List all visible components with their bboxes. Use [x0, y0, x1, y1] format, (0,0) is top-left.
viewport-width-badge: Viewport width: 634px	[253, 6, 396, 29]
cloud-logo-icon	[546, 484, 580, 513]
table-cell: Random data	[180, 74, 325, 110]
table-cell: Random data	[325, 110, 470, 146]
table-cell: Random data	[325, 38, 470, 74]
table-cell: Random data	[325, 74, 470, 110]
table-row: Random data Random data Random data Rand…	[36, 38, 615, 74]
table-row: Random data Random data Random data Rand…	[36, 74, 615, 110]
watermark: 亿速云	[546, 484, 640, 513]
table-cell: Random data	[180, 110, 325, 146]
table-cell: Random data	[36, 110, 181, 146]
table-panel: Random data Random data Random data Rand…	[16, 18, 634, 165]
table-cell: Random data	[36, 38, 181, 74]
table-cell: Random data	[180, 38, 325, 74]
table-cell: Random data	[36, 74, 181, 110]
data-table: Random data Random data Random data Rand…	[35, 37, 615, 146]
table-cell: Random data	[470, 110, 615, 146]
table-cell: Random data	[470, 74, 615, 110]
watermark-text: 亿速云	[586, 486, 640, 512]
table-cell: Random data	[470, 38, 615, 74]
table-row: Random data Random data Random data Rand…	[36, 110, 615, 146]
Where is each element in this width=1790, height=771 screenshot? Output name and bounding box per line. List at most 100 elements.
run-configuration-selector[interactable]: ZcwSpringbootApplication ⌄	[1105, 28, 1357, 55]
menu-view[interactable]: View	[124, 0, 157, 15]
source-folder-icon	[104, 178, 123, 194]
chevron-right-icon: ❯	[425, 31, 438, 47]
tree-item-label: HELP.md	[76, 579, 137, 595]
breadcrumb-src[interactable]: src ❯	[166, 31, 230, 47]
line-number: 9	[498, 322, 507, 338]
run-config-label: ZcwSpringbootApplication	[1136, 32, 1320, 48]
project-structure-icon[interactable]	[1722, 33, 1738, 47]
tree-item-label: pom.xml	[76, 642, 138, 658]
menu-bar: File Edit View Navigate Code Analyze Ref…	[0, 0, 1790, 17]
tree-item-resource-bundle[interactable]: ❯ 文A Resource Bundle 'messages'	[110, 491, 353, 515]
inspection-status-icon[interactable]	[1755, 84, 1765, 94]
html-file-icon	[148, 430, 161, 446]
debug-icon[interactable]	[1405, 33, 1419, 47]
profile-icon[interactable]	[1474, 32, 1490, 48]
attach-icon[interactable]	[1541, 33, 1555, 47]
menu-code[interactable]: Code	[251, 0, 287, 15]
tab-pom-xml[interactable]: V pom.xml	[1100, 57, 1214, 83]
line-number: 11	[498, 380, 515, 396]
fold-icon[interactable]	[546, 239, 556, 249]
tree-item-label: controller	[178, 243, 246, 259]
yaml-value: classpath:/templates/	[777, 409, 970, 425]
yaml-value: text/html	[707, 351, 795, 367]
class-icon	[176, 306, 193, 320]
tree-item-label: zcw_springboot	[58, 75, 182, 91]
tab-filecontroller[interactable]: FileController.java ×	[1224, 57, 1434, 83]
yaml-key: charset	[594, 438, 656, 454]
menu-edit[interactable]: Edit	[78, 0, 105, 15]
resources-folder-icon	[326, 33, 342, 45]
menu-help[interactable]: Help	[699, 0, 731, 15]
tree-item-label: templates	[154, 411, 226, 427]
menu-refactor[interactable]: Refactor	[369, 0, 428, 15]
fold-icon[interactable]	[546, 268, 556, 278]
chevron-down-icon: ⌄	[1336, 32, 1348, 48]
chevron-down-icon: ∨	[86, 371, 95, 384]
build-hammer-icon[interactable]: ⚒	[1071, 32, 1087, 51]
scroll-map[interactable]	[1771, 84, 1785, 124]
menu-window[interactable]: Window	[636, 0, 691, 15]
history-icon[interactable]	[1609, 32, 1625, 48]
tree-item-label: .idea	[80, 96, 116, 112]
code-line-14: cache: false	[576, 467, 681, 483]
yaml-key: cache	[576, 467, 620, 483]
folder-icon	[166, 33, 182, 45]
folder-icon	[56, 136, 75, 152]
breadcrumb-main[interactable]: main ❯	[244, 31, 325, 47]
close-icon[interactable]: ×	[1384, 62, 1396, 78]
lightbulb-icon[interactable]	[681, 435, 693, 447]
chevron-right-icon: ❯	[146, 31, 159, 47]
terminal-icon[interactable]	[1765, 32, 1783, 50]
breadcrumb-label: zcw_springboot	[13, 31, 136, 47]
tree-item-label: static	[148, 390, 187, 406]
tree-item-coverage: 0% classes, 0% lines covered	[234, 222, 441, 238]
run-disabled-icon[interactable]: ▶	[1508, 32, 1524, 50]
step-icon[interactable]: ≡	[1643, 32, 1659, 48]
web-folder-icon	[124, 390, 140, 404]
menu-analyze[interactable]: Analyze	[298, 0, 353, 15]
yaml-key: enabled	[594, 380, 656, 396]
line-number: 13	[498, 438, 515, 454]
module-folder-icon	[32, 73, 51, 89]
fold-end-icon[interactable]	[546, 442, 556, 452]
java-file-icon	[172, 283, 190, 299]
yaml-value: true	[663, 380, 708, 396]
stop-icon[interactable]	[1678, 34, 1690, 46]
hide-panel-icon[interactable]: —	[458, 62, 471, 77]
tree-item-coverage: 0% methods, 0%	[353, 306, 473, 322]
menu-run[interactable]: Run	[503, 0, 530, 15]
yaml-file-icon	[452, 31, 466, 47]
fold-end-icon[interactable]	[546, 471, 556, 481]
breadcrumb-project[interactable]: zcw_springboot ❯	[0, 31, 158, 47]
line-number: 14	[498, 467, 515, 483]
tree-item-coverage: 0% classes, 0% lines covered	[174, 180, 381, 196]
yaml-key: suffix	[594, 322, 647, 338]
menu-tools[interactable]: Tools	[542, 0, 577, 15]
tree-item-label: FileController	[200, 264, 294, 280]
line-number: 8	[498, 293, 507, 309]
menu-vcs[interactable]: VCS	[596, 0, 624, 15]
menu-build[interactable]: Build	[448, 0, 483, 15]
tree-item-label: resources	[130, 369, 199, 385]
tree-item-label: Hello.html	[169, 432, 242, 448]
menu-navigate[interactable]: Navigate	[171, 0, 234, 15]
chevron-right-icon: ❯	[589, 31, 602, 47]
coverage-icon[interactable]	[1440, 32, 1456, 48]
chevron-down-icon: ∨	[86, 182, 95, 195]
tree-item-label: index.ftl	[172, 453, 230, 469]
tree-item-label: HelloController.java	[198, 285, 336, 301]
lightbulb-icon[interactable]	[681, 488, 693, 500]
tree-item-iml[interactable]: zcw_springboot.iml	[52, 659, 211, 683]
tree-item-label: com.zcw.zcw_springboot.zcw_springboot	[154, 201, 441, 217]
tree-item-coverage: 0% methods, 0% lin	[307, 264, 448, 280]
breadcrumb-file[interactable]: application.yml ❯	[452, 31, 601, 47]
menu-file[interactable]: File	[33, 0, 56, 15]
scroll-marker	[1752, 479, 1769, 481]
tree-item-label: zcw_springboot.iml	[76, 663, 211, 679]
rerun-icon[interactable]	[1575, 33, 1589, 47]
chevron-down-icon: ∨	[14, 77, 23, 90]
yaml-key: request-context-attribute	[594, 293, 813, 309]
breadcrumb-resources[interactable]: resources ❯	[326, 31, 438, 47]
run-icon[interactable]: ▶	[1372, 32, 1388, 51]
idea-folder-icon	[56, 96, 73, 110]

## Given instruction
Update the entries above by replacing every occurrence of "Random data" with "Sample text", leaving all other text unchanged.

## Response
List all visible components with their bboxes. Use [x0, y0, x1, y1] format, (0,0) is top-left.
viewport-width-badge: Viewport width: 634px	[253, 6, 396, 29]
cloud-logo-icon	[546, 484, 580, 513]
table-cell: Sample text	[180, 74, 325, 110]
table-cell: Sample text	[325, 110, 470, 146]
table-cell: Sample text	[325, 38, 470, 74]
table-cell: Sample text	[325, 74, 470, 110]
table-row: Sample text Sample text Sample text Rand…	[36, 38, 615, 74]
table-row: Sample text Sample text Sample text Rand…	[36, 74, 615, 110]
watermark: 亿速云	[546, 484, 640, 513]
table-cell: Sample text	[180, 110, 325, 146]
table-cell: Sample text	[36, 110, 181, 146]
table-panel: Sample text Sample text Sample text Rand…	[16, 18, 634, 165]
table-cell: Sample text	[36, 38, 181, 74]
table-cell: Sample text	[180, 38, 325, 74]
table-cell: Sample text	[36, 74, 181, 110]
data-table: Sample text Sample text Sample text Rand…	[35, 37, 615, 146]
table-cell: Sample text	[470, 110, 615, 146]
table-cell: Sample text	[470, 74, 615, 110]
watermark-text: 亿速云	[586, 486, 640, 512]
table-cell: Sample text	[470, 38, 615, 74]
table-row: Sample text Sample text Sample text Rand…	[36, 110, 615, 146]
Where is each element in this width=1790, height=771 screenshot? Output name and bounding box per line. List at most 100 elements.
run-configuration-selector[interactable]: ZcwSpringbootApplication ⌄	[1105, 28, 1357, 55]
menu-view[interactable]: View	[124, 0, 157, 15]
source-folder-icon	[104, 178, 123, 194]
chevron-right-icon: ❯	[425, 31, 438, 47]
tree-item-label: HELP.md	[76, 579, 137, 595]
breadcrumb-src[interactable]: src ❯	[166, 31, 230, 47]
line-number: 9	[498, 322, 507, 338]
run-config-label: ZcwSpringbootApplication	[1136, 32, 1320, 48]
project-structure-icon[interactable]	[1722, 33, 1738, 47]
tree-item-label: pom.xml	[76, 642, 138, 658]
menu-bar: File Edit View Navigate Code Analyze Ref…	[0, 0, 1790, 17]
tree-item-resource-bundle[interactable]: ❯ 文A Resource Bundle 'messages'	[110, 491, 353, 515]
inspection-status-icon[interactable]	[1755, 84, 1765, 94]
html-file-icon	[148, 430, 161, 446]
debug-icon[interactable]	[1405, 33, 1419, 47]
profile-icon[interactable]	[1474, 32, 1490, 48]
attach-icon[interactable]	[1541, 33, 1555, 47]
menu-code[interactable]: Code	[251, 0, 287, 15]
tab-pom-xml[interactable]: V pom.xml	[1100, 57, 1214, 83]
line-number: 11	[498, 380, 515, 396]
fold-icon[interactable]	[546, 239, 556, 249]
tree-item-label: controller	[178, 243, 246, 259]
yaml-value: classpath:/templates/	[777, 409, 970, 425]
yaml-value: text/html	[707, 351, 795, 367]
class-icon	[176, 306, 193, 320]
tree-item-label: zcw_springboot	[58, 75, 182, 91]
tab-filecontroller[interactable]: FileController.java ×	[1224, 57, 1434, 83]
yaml-key: charset	[594, 438, 656, 454]
menu-edit[interactable]: Edit	[78, 0, 105, 15]
resources-folder-icon	[326, 33, 342, 45]
menu-help[interactable]: Help	[699, 0, 731, 15]
tree-item-label: templates	[154, 411, 226, 427]
menu-refactor[interactable]: Refactor	[369, 0, 428, 15]
fold-icon[interactable]	[546, 268, 556, 278]
chevron-down-icon: ⌄	[1336, 32, 1348, 48]
chevron-down-icon: ∨	[86, 371, 95, 384]
build-hammer-icon[interactable]: ⚒	[1071, 32, 1087, 51]
scroll-map[interactable]	[1771, 84, 1785, 124]
menu-window[interactable]: Window	[636, 0, 691, 15]
history-icon[interactable]	[1609, 32, 1625, 48]
tree-item-label: .idea	[80, 96, 116, 112]
code-line-14: cache: false	[576, 467, 681, 483]
yaml-key: cache	[576, 467, 620, 483]
folder-icon	[166, 33, 182, 45]
folder-icon	[56, 136, 75, 152]
breadcrumb-main[interactable]: main ❯	[244, 31, 325, 47]
close-icon[interactable]: ×	[1384, 62, 1396, 78]
lightbulb-icon[interactable]	[681, 435, 693, 447]
chevron-right-icon: ❯	[146, 31, 159, 47]
terminal-icon[interactable]	[1765, 32, 1783, 50]
breadcrumb-label: zcw_springboot	[13, 31, 136, 47]
tree-item-label: static	[148, 390, 187, 406]
tree-item-coverage: 0% classes, 0% lines covered	[234, 222, 441, 238]
run-disabled-icon[interactable]: ▶	[1508, 32, 1524, 50]
step-icon[interactable]: ≡	[1643, 32, 1659, 48]
web-folder-icon	[124, 390, 140, 404]
menu-analyze[interactable]: Analyze	[298, 0, 353, 15]
yaml-key: enabled	[594, 380, 656, 396]
line-number: 13	[498, 438, 515, 454]
module-folder-icon	[32, 73, 51, 89]
fold-end-icon[interactable]	[546, 442, 556, 452]
java-file-icon	[172, 283, 190, 299]
yaml-value: true	[663, 380, 708, 396]
stop-icon[interactable]	[1678, 34, 1690, 46]
hide-panel-icon[interactable]: —	[458, 62, 471, 77]
tree-item-coverage: 0% methods, 0%	[353, 306, 473, 322]
menu-run[interactable]: Run	[503, 0, 530, 15]
yaml-file-icon	[452, 31, 466, 47]
fold-end-icon[interactable]	[546, 471, 556, 481]
breadcrumb-project[interactable]: zcw_springboot ❯	[0, 31, 158, 47]
line-number: 14	[498, 467, 515, 483]
tree-item-coverage: 0% classes, 0% lines covered	[174, 180, 381, 196]
yaml-key: suffix	[594, 322, 647, 338]
menu-tools[interactable]: Tools	[542, 0, 577, 15]
tree-item-label: FileController	[200, 264, 294, 280]
line-number: 8	[498, 293, 507, 309]
menu-vcs[interactable]: VCS	[596, 0, 624, 15]
menu-build[interactable]: Build	[448, 0, 483, 15]
tree-item-label: resources	[130, 369, 199, 385]
tree-item-label: Hello.html	[169, 432, 242, 448]
menu-navigate[interactable]: Navigate	[171, 0, 234, 15]
chevron-right-icon: ❯	[589, 31, 602, 47]
coverage-icon[interactable]	[1440, 32, 1456, 48]
chevron-down-icon: ∨	[86, 182, 95, 195]
tree-item-label: index.ftl	[172, 453, 230, 469]
tree-item-label: HelloController.java	[198, 285, 336, 301]
lightbulb-icon[interactable]	[681, 488, 693, 500]
tree-item-iml[interactable]: zcw_springboot.iml	[52, 659, 211, 683]
tree-item-label: com.zcw.zcw_springboot.zcw_springboot	[154, 201, 441, 217]
tree-item-coverage: 0% methods, 0% lin	[307, 264, 448, 280]
breadcrumb-file[interactable]: application.yml ❯	[452, 31, 601, 47]
menu-file[interactable]: File	[33, 0, 56, 15]
scroll-marker	[1752, 479, 1769, 481]
tree-item-label: zcw_springboot.iml	[76, 663, 211, 679]
rerun-icon[interactable]	[1575, 33, 1589, 47]
chevron-down-icon: ∨	[14, 77, 23, 90]
yaml-key: request-context-attribute	[594, 293, 813, 309]
breadcrumb-resources[interactable]: resources ❯	[326, 31, 438, 47]
run-icon[interactable]: ▶	[1372, 32, 1388, 51]
idea-folder-icon	[56, 96, 73, 110]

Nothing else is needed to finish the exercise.